_Task to carry out_. Copy every line of the data in which the word "extremo" occurs.

_Input records_.
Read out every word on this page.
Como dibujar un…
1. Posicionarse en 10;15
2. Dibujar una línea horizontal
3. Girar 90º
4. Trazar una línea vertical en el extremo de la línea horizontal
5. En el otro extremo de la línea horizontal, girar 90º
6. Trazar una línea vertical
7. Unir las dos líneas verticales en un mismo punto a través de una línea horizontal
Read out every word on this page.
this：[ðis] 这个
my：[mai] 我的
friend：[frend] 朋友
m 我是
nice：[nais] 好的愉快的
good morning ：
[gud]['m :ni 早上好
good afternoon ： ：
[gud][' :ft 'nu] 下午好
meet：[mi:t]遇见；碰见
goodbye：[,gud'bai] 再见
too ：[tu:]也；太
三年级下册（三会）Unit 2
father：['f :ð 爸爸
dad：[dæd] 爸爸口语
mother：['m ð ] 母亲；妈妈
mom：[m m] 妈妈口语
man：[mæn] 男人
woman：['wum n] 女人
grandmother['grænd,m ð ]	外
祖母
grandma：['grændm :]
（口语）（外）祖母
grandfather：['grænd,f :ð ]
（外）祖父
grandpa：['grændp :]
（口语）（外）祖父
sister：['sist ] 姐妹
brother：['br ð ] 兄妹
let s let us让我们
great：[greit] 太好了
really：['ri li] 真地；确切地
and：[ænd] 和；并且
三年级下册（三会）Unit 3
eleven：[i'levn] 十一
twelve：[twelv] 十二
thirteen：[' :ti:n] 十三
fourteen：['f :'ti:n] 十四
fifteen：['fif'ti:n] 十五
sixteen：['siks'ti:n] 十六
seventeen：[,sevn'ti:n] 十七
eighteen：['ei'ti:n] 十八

_Task solution_.
4. Trazar una línea vertical en el extremo de la línea horizontal
5. En el otro extremo de la línea horizontal, girar 90º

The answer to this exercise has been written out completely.